--- WHAT IS EXPECTED ---
Without including any images, reproduce each entry exactly.

--- ENTRIES PROVIDED ---
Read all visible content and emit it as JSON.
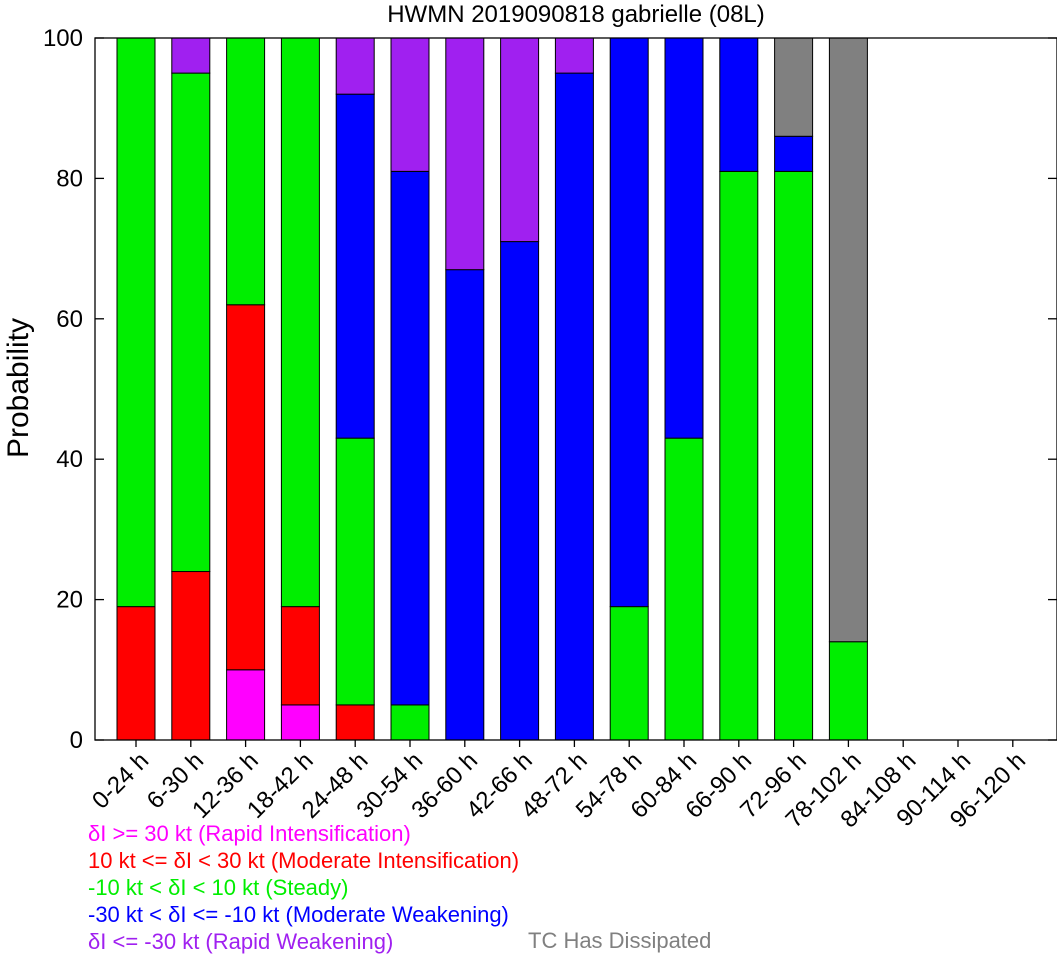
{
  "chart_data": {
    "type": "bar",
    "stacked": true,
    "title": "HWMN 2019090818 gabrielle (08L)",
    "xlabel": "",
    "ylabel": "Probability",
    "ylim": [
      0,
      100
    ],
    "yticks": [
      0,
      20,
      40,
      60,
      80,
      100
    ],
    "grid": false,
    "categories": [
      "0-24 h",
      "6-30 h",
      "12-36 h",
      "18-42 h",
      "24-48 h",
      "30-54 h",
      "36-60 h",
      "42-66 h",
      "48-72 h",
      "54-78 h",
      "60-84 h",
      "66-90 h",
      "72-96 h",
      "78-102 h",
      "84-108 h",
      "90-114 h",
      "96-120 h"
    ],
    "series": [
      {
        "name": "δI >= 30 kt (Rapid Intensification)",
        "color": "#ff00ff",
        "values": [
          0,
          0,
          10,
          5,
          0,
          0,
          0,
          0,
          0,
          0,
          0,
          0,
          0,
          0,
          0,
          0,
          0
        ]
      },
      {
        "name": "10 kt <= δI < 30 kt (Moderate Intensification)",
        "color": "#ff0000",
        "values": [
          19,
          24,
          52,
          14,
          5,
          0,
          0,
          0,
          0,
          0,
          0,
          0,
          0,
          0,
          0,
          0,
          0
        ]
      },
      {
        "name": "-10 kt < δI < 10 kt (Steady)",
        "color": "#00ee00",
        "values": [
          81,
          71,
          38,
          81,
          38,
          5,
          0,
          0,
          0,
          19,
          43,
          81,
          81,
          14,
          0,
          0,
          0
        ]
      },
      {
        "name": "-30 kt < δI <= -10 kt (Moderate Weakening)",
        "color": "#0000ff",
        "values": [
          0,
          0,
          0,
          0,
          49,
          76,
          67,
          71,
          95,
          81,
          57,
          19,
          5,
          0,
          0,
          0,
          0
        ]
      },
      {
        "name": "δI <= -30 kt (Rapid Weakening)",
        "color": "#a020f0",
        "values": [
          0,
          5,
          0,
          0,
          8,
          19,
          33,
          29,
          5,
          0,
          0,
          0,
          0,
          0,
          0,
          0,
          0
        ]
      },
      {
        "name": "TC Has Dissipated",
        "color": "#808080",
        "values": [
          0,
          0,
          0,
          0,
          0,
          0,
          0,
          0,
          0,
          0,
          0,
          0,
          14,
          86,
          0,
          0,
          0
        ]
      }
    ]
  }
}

--- EXERCISE OUTPUT ---
Read all visible content and emit it as JSON.
{
  "chart_data": {
    "type": "bar",
    "stacked": true,
    "title": "HWMN 2019090818 gabrielle (08L)",
    "xlabel": "",
    "ylabel": "Probability",
    "ylim": [
      0,
      100
    ],
    "yticks": [
      0,
      20,
      40,
      60,
      80,
      100
    ],
    "grid": false,
    "categories": [
      "0-24 h",
      "6-30 h",
      "12-36 h",
      "18-42 h",
      "24-48 h",
      "30-54 h",
      "36-60 h",
      "42-66 h",
      "48-72 h",
      "54-78 h",
      "60-84 h",
      "66-90 h",
      "72-96 h",
      "78-102 h",
      "84-108 h",
      "90-114 h",
      "96-120 h"
    ],
    "series": [
      {
        "name": "δI >= 30 kt (Rapid Intensification)",
        "color": "#ff00ff",
        "values": [
          0,
          0,
          10,
          5,
          0,
          0,
          0,
          0,
          0,
          0,
          0,
          0,
          0,
          0,
          0,
          0,
          0
        ]
      },
      {
        "name": "10 kt <= δI < 30 kt (Moderate Intensification)",
        "color": "#ff0000",
        "values": [
          19,
          24,
          52,
          14,
          5,
          0,
          0,
          0,
          0,
          0,
          0,
          0,
          0,
          0,
          0,
          0,
          0
        ]
      },
      {
        "name": "-10 kt < δI < 10 kt (Steady)",
        "color": "#00ee00",
        "values": [
          81,
          71,
          38,
          81,
          38,
          5,
          0,
          0,
          0,
          19,
          43,
          81,
          81,
          14,
          0,
          0,
          0
        ]
      },
      {
        "name": "-30 kt < δI <= -10 kt (Moderate Weakening)",
        "color": "#0000ff",
        "values": [
          0,
          0,
          0,
          0,
          49,
          76,
          67,
          71,
          95,
          81,
          57,
          19,
          5,
          0,
          0,
          0,
          0
        ]
      },
      {
        "name": "δI <= -30 kt (Rapid Weakening)",
        "color": "#a020f0",
        "values": [
          0,
          5,
          0,
          0,
          8,
          19,
          33,
          29,
          5,
          0,
          0,
          0,
          0,
          0,
          0,
          0,
          0
        ]
      },
      {
        "name": "TC Has Dissipated",
        "color": "#808080",
        "values": [
          0,
          0,
          0,
          0,
          0,
          0,
          0,
          0,
          0,
          0,
          0,
          0,
          14,
          86,
          0,
          0,
          0
        ]
      }
    ]
  }
}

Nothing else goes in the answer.